[START]

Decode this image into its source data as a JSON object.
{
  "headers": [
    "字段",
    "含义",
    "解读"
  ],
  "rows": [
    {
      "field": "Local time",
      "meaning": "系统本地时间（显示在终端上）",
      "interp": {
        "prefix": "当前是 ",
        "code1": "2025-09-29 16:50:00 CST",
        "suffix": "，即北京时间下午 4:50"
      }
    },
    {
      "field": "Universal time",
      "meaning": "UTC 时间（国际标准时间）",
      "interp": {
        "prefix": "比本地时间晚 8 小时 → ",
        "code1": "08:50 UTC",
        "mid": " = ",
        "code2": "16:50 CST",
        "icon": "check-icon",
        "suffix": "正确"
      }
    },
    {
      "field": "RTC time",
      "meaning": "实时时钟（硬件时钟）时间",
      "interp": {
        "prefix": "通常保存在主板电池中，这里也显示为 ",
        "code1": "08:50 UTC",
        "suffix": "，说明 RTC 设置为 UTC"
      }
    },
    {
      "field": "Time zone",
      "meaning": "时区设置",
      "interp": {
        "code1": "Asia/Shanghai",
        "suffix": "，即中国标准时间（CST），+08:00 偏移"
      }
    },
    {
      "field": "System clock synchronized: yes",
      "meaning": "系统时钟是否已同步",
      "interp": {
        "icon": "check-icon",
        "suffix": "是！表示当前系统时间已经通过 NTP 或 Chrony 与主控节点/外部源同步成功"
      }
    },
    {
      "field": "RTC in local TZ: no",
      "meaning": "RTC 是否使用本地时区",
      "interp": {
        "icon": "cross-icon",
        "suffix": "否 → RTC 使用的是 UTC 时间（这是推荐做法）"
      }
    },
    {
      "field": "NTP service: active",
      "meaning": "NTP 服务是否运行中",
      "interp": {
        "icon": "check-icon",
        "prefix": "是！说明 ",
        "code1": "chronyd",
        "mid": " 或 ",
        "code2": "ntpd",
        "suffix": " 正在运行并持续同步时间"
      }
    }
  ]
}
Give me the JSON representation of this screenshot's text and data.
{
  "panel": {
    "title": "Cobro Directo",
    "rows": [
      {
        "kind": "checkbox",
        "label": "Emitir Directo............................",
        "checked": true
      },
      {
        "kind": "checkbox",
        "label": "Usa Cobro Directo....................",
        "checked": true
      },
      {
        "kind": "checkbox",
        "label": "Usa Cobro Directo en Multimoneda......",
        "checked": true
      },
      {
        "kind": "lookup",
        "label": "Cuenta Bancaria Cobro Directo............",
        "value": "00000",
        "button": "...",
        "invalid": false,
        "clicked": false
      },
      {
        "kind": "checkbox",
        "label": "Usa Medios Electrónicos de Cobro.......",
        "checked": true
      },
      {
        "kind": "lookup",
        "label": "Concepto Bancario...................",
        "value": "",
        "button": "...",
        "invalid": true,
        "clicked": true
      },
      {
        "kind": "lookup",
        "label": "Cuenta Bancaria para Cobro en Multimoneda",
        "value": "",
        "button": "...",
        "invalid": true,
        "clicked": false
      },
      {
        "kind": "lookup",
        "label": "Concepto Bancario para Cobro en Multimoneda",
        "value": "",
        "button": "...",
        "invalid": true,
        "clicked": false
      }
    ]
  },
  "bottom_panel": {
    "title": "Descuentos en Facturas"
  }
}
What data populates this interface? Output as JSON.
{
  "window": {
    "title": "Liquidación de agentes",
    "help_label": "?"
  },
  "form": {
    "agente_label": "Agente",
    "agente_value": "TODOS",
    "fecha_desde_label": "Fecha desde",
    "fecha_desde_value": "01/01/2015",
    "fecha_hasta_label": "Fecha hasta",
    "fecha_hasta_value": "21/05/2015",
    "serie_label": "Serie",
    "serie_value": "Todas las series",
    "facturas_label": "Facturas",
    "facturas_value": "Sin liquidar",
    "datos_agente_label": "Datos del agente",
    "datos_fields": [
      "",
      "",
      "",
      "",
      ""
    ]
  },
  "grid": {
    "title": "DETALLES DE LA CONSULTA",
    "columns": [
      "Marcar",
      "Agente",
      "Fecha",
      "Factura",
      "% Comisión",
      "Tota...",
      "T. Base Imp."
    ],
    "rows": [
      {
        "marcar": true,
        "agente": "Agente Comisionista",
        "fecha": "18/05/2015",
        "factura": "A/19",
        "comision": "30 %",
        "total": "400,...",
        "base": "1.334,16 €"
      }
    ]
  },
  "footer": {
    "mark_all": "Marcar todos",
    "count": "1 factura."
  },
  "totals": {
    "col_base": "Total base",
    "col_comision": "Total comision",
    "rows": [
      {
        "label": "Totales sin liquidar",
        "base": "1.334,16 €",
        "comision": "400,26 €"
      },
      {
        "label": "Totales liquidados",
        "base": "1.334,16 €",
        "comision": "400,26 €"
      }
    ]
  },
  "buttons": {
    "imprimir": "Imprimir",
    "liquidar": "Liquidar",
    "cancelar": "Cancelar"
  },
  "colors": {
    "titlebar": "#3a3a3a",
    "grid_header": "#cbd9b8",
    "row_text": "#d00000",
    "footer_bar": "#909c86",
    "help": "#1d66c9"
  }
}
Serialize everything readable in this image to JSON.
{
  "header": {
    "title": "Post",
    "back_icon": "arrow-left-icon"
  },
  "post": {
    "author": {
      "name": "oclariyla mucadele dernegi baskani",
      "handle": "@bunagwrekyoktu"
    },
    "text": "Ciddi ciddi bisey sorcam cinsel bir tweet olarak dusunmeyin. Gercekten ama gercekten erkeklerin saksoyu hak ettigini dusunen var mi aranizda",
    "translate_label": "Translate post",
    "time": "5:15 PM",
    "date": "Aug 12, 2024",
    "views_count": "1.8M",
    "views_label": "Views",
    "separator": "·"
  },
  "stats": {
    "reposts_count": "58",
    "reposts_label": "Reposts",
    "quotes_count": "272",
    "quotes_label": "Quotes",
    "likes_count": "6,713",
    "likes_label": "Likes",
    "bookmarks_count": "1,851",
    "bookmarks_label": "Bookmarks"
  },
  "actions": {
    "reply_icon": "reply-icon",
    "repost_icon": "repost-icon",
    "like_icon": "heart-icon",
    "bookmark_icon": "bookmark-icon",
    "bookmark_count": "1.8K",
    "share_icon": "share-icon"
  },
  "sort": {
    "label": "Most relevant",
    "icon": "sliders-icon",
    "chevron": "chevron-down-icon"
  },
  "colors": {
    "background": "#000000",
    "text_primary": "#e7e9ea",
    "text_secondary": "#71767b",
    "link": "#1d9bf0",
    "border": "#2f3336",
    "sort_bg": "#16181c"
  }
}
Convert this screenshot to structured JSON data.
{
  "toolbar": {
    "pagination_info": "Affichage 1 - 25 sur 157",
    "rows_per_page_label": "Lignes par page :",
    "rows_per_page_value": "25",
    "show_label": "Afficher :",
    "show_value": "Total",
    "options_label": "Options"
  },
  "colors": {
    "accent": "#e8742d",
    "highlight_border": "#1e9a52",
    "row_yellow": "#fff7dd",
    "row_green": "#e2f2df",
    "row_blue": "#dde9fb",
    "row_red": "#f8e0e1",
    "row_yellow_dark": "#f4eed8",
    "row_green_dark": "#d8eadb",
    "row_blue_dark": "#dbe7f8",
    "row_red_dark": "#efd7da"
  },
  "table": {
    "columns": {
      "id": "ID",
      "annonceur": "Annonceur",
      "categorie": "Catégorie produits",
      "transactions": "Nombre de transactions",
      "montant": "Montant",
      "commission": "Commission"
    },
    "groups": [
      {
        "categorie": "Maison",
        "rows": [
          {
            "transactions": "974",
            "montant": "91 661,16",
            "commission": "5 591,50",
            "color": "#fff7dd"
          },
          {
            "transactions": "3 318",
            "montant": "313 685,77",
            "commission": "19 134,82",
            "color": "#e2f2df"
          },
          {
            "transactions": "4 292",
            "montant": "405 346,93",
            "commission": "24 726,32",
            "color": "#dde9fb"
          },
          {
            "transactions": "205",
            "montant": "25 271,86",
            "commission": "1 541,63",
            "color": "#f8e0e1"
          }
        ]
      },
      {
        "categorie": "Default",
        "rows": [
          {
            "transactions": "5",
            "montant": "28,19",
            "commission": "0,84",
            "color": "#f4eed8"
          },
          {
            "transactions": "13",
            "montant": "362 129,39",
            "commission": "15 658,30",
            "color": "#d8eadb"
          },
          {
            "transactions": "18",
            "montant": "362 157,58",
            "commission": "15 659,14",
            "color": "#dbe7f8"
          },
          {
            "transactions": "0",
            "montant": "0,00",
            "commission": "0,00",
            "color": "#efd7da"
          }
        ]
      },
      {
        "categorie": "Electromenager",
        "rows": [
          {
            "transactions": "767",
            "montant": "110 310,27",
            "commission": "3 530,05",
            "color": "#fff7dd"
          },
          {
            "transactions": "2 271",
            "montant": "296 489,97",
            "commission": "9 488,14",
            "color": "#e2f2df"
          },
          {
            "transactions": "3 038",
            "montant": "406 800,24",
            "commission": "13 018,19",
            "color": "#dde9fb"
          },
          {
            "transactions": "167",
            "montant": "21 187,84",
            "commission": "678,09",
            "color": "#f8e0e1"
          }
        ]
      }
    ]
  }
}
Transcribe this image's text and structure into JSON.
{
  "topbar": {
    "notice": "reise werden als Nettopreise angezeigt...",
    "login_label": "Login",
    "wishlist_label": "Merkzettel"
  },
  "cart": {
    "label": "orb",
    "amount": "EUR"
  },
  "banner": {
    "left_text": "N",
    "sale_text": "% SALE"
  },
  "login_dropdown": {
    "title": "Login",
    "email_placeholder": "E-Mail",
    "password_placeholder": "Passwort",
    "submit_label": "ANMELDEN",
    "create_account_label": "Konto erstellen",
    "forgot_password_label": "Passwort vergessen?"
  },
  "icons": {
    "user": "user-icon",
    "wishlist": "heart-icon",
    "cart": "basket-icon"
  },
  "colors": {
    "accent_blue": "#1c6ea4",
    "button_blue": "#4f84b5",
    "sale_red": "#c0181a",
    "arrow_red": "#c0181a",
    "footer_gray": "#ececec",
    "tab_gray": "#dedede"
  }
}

[END]

## [Set problem]
Collect each line containing the string "Bancaria".

## [Solution to this exercise]
        "label": "Cuenta Bancaria Cobro Directo............",
        "label": "Cuenta Bancaria para Cobro en Multimoneda",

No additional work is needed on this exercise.